Saved entries
┄┄┄┄┄┄

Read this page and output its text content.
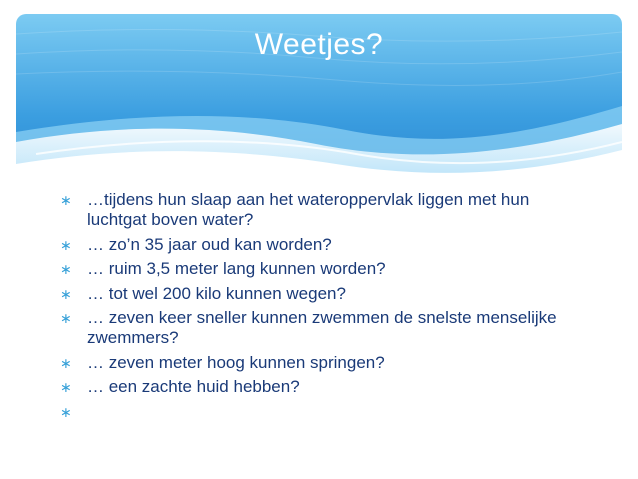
Weetjes?
∗ …tijdens hun slaap aan het wateroppervlak liggen met hun luchtgat boven water?
∗ … zo’n 35 jaar oud kan worden?
∗ … ruim 3,5 meter lang kunnen worden?
∗ … tot wel 200 kilo kunnen wegen?
∗ … zeven keer sneller kunnen zwemmen de snelste menselijke zwemmers?
∗ … zeven meter hoog kunnen springen?
∗ … een zachte huid hebben?
∗
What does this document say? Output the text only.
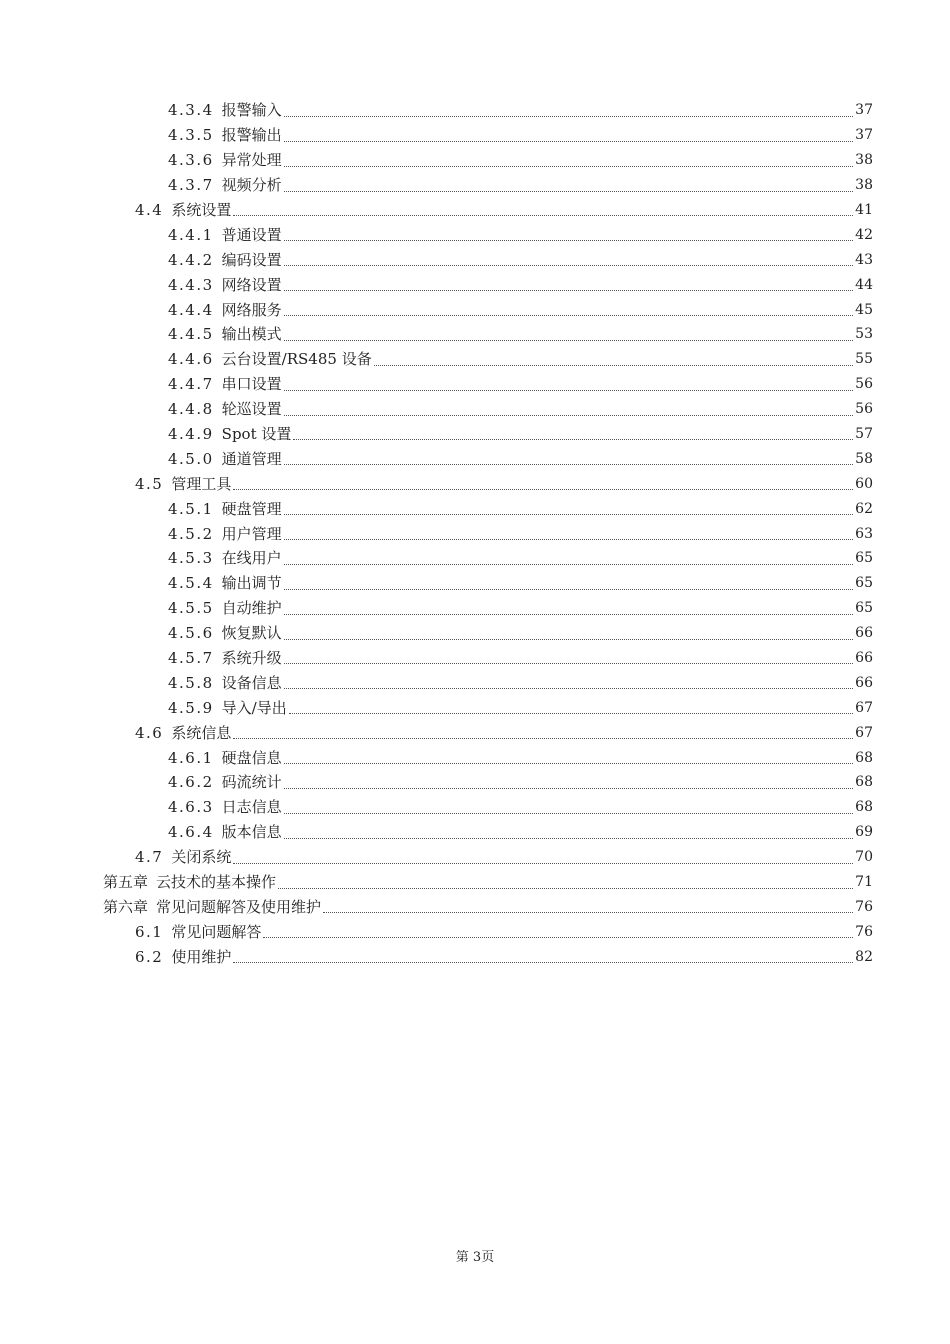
4.3.4 报警输入	37
4.3.5 报警输出	37
4.3.6 异常处理	38
4.3.7 视频分析	38
4.4 系统设置	41
4.4.1 普通设置	42
4.4.2 编码设置	43
4.4.3 网络设置	44
4.4.4 网络服务	45
4.4.5 输出模式	53
4.4.6 云台设置/RS485 设备	55
4.4.7 串口设置	56
4.4.8 轮巡设置	56
4.4.9 Spot 设置	57
4.5.0 通道管理	58
4.5 管理工具	60
4.5.1 硬盘管理	62
4.5.2 用户管理	63
4.5.3 在线用户	65
4.5.4 输出调节	65
4.5.5 自动维护	65
4.5.6 恢复默认	66
4.5.7 系统升级	66
4.5.8 设备信息	66
4.5.9 导入/导出	67
4.6 系统信息	67
4.6.1 硬盘信息	68
4.6.2 码流统计	68
4.6.3 日志信息	68
4.6.4 版本信息	69
4.7 关闭系统	70
第五章 云技术的基本操作	71
第六章 常见问题解答及使用维护	76
6.1 常见问题解答	76
6.2 使用维护	82
第 3页
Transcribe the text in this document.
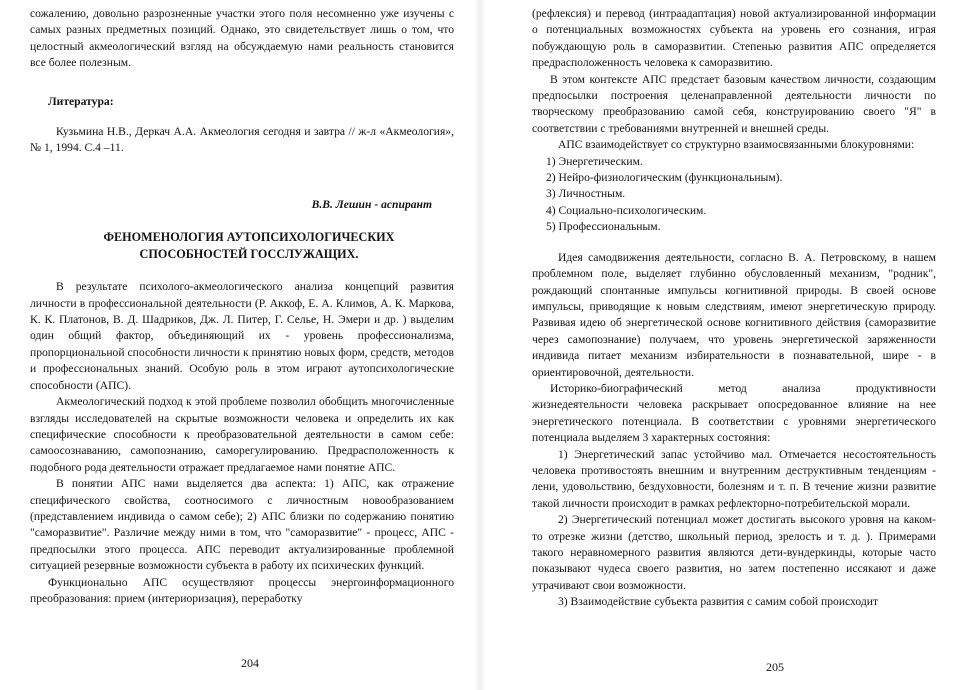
сожалению, довольно разрозненные участки этого поля несомненно уже изучены с самых разных предметных позиций. Однако, это свидетельствует лишь о том, что целостный акмеологический взгляд на обсуждаемую нами реальность становится все более полезным.

Литература:

Кузьмина Н.В., Деркач А.А. Акмеология сегодня и завтра // ж-л «Акмеология», № 1, 1994. С.4 –11.

В.В. Лешин - аспирант
ФЕНОМЕНОЛОГИЯ АУТОПСИХОЛОГИЧЕСКИХ
СПОСОБНОСТЕЙ ГОССЛУЖАЩИХ.

В результате психолого-акмеологического анализа концепций развития личности в профессиональной деятельности (Р. Аккоф, Е. А. Климов, А. К. Маркова, К. К. Платонов, В. Д. Шадриков, Дж. Л. Питер, Г. Селье, Н. Эмери и др. ) выделим один общий фактор, объединяющий их - уровень профессионализма, пропорциональной способности личности к принятию новых форм, средств, методов и профессиональных знаний. Особую роль в этом играют аутопсихологические способности (АПС).

Акмеологический подход к этой проблеме позволил обобщить многочисленные взгляды исследователей на скрытые возможности человека и определить их как специфические способности к преобразовательной деятельности в самом себе: самоосознаванию, самопознанию, саморегулированию. Предрасположенность к подобного рода деятельности отражает предлагаемое нами понятие АПС.

В понятии АПС нами выделяется два аспекта: 1) АПС, как отражение специфического свойства, соотносимого с личностным новообразованием (представлением индивида о самом себе); 2) АПС близки по содержанию понятию "саморазвитие". Различие между ними в том, что "саморазвитие" - процесс, АПС - предпосылки этого процесса. АПС переводит актуализированные проблемной ситуацией резервные возможности субъекта в работу их психических функций.

Функционально АПС осуществляют процессы энергоинформационного преобразования: прием (интериоризация), переработку

204

(рефлексия) и перевод (интраадаптация) новой актуализированной информации о потенциальных возможностях субъекта на уровень его сознания, играя побуждающую роль в саморазвитии. Степенью развития АПС определяется предрасположенность человека к саморазвитию.

В этом контексте АПС предстает базовым качеством личности, создающим предпосылки построения целенаправленной деятельности личности по творческому преобразованию самой себя, конструированию своего "Я" в соответствии с требованиями внутренней и внешней среды.

АПС взаимодействует со структурно взаимосвязанными блокуровнями:

1) Энергетическим.
2) Нейро-физиологическим (функциональным).
3) Личностным.
4) Социально-психологическим.
5) Профессиональным.

Идея самодвижения деятельности, согласно В. А. Петровскому, в нашем проблемном поле, выделяет глубинно обусловленный механизм, "родник", рождающий спонтанные импульсы когнитивной природы. В своей основе импульсы, приводящие к новым следствиям, имеют энергетическую природу. Развивая идею об энергетической основе когнитивного действия (саморазвитие через самопознание) получаем, что уровень энергетической заряженности индивида питает механизм избирательности в познавательной, шире - в ориентировочной, деятельности.

Историко-биографический метод анализа продуктивности жизнедеятельности человека раскрывает опосредованное влияние на нее энергетического потенциала. В соответствии с уровнями энергетического потенциала выделяем 3 характерных состояния:

1) Энергетический запас устойчиво мал. Отмечается несостоятельность человека противостоять внешним и внутренним деструктивным тенденциям - лени, удовольствию, бездуховности, болезням и т. п. В течение жизни развитие такой личности происходит в рамках рефлекторно-потребительской морали.

2) Энергетический потенциал может достигать высокого уровня на каком-то отрезке жизни (детство, школьный период, зрелость и т. д. ). Примерами такого неравномерного развития являются дети-вундеркинды, которые часто показывают чудеса своего развития, но затем постепенно иссякают и даже утрачивают свои возможности.

3) Взаимодействие субъекта развития с самим собой происходит

205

┄┄┄┄┄┄

→ **What is required**:
Copy each line of the records above that carries the word "своего".

→ **Solution for this problem**:
В этом контексте АПС предстает базовым качеством личности, создающим предпосылки построения целенаправленной деятельности личности по творческому преобразованию самой себя, конструированию своего "Я" в соответствии с требованиями внутренней и внешней среды.
2) Энергетический потенциал может достигать высокого уровня на каком-то отрезке жизни (детство, школьный период, зрелость и т. д. ). Примерами такого неравномерного развития являются дети-вундеркинды, которые часто показывают чудеса своего развития, но затем постепенно иссякают и даже утрачивают свои возможности.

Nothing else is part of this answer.